● AVAILABLE RECORDS:
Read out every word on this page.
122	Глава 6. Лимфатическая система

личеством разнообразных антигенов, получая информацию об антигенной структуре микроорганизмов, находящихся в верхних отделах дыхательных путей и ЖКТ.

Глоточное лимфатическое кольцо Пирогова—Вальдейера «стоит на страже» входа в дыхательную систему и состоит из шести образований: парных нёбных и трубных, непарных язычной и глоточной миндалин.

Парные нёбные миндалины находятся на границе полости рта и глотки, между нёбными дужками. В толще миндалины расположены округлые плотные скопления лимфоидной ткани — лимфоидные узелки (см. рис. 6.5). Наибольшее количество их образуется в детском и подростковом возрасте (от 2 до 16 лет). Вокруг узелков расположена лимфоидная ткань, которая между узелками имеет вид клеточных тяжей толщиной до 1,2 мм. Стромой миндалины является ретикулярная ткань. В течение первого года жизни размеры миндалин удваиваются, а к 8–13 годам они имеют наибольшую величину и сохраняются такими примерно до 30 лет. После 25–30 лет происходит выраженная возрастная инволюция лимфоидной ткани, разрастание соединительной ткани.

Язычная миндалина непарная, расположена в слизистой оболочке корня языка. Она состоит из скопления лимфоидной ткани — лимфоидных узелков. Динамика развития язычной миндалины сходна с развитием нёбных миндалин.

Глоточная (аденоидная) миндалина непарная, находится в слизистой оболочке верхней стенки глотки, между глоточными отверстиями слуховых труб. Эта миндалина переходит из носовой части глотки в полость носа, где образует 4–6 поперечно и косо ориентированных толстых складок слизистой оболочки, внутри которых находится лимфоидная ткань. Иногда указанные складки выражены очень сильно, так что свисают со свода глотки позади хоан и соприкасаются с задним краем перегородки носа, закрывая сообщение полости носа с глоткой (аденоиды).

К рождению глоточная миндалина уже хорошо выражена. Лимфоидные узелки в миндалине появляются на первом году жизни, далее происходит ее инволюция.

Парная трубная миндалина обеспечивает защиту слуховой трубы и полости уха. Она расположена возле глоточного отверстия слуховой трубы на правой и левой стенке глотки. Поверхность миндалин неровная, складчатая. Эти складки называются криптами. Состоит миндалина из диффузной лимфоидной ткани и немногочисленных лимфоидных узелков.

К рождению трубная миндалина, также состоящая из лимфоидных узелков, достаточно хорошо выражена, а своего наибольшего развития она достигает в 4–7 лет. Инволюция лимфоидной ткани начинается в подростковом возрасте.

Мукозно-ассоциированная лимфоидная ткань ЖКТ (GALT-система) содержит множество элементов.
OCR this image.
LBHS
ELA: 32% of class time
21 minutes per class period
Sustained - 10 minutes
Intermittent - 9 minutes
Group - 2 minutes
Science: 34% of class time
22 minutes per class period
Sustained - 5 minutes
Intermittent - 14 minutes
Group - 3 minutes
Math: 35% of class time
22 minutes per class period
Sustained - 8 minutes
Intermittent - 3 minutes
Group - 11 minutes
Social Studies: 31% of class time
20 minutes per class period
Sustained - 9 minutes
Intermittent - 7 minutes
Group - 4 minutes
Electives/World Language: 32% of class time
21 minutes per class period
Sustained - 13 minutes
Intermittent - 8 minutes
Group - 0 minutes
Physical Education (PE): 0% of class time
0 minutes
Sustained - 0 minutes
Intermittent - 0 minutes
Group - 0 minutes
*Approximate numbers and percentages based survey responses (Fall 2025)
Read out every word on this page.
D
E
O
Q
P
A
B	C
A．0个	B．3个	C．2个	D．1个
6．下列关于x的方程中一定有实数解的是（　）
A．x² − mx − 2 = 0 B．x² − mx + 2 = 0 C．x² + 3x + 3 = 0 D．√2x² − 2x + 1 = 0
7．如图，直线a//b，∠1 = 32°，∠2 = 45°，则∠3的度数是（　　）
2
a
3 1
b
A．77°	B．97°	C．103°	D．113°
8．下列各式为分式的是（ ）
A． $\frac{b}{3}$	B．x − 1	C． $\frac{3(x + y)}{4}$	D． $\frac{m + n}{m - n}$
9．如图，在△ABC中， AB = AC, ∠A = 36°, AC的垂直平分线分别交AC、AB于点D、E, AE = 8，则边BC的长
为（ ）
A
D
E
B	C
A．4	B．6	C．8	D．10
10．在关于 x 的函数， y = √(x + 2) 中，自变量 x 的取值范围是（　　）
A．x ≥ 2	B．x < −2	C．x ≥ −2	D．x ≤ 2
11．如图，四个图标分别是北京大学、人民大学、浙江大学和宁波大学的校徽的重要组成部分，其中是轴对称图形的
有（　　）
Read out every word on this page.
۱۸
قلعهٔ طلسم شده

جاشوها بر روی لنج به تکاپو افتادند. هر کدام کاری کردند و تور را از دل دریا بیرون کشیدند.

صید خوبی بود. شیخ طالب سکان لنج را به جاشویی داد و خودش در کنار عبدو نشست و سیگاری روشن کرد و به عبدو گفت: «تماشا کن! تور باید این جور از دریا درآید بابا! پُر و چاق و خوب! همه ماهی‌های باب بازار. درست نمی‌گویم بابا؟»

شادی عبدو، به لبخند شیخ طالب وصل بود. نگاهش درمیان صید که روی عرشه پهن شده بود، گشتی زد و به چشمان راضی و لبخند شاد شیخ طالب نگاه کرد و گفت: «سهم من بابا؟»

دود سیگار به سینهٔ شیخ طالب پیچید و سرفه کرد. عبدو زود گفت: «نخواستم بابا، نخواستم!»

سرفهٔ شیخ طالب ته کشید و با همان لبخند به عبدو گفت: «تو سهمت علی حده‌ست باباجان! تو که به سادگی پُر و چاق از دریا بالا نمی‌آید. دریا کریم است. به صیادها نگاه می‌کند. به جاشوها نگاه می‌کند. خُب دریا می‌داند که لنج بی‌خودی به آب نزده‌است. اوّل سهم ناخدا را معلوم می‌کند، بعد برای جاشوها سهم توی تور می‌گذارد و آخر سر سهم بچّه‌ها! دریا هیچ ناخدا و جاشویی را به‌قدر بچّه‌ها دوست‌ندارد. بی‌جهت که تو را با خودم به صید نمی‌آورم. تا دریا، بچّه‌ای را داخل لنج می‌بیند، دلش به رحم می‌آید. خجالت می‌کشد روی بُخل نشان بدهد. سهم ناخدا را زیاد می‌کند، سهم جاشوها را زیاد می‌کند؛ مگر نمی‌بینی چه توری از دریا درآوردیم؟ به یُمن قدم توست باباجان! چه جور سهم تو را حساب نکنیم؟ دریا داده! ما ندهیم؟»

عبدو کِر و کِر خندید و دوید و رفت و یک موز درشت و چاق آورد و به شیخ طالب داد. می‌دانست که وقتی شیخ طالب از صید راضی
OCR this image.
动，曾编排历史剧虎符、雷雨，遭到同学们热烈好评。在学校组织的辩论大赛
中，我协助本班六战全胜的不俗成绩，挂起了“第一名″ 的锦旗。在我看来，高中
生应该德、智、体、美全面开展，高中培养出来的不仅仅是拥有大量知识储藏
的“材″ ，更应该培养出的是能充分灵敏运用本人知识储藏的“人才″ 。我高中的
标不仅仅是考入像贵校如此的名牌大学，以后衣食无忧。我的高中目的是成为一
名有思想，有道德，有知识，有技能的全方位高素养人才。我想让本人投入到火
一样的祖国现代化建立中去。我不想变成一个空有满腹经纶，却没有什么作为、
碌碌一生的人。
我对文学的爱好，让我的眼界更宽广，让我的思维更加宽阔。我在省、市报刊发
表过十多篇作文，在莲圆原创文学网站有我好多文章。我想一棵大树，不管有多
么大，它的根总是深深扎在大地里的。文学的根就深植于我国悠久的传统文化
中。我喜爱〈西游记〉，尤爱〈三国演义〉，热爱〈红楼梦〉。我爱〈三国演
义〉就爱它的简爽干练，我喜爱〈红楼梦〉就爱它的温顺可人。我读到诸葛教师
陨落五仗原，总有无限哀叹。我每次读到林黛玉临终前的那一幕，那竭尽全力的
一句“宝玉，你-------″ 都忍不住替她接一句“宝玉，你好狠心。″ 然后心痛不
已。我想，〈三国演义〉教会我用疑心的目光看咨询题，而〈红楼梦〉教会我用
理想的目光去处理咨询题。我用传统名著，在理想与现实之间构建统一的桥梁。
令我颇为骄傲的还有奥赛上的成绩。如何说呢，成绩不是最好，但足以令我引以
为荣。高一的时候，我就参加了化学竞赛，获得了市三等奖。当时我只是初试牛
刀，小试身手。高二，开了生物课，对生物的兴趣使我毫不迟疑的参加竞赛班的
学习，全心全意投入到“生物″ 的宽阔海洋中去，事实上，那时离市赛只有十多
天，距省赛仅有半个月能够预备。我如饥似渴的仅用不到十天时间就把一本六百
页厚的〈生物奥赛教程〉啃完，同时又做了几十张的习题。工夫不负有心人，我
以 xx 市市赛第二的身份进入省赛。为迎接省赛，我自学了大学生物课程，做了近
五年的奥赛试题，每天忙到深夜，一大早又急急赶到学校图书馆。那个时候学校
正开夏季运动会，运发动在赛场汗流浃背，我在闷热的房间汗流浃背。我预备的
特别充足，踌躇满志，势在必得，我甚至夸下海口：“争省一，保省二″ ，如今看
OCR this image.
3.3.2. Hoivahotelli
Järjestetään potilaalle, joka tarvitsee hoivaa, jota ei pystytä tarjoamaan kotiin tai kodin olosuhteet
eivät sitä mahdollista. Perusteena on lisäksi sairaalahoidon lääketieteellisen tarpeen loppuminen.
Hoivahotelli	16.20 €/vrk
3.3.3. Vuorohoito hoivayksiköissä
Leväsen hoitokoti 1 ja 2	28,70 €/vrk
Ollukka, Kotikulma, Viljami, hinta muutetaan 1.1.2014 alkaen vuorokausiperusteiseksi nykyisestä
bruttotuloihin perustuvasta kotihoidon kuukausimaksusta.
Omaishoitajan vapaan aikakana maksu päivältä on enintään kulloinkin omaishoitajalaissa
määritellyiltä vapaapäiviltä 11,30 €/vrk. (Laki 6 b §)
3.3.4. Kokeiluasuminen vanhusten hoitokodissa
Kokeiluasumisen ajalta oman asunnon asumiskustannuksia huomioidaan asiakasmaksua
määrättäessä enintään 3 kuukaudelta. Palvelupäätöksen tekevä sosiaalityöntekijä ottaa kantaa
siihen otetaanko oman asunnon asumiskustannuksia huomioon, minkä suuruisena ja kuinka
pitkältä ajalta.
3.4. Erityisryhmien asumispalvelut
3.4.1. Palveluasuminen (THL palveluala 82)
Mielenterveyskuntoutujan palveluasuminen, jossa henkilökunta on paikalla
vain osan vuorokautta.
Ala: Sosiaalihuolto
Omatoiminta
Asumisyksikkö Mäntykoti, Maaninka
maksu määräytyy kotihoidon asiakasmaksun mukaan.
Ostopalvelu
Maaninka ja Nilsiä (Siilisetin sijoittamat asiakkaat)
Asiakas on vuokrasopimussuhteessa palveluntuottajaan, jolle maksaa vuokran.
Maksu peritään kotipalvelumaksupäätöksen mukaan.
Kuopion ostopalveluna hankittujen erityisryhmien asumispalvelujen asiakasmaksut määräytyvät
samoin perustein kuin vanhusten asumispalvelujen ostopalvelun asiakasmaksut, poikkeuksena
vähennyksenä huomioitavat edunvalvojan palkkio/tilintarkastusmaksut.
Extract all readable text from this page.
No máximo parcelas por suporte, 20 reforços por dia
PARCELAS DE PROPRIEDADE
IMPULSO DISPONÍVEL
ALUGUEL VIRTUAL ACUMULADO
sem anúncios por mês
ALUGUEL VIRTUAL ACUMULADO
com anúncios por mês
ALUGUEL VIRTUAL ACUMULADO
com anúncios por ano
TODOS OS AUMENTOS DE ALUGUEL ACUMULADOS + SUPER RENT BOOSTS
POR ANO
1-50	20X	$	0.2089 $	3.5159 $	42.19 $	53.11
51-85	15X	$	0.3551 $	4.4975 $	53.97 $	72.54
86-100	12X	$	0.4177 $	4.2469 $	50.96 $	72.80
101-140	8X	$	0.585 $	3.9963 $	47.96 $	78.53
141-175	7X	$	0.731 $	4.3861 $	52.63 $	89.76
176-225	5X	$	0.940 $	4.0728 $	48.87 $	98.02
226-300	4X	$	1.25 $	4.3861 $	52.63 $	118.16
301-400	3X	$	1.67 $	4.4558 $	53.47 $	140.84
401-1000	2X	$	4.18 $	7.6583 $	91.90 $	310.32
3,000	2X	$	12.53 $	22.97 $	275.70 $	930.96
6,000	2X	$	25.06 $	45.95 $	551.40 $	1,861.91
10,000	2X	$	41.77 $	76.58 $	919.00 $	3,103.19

● WHAT THE EXERCISE ASKS: Using the listing, collect all lines in which the string "三国演义" is found.

● FINAL RESULT:
中。我喜爱〈西游记〉，尤爱〈三国演义〉，热爱〈红楼梦〉。我爱〈三国演
已。我想，〈三国演义〉教会我用疑心的目光看咨询题，而〈红楼梦〉教会我用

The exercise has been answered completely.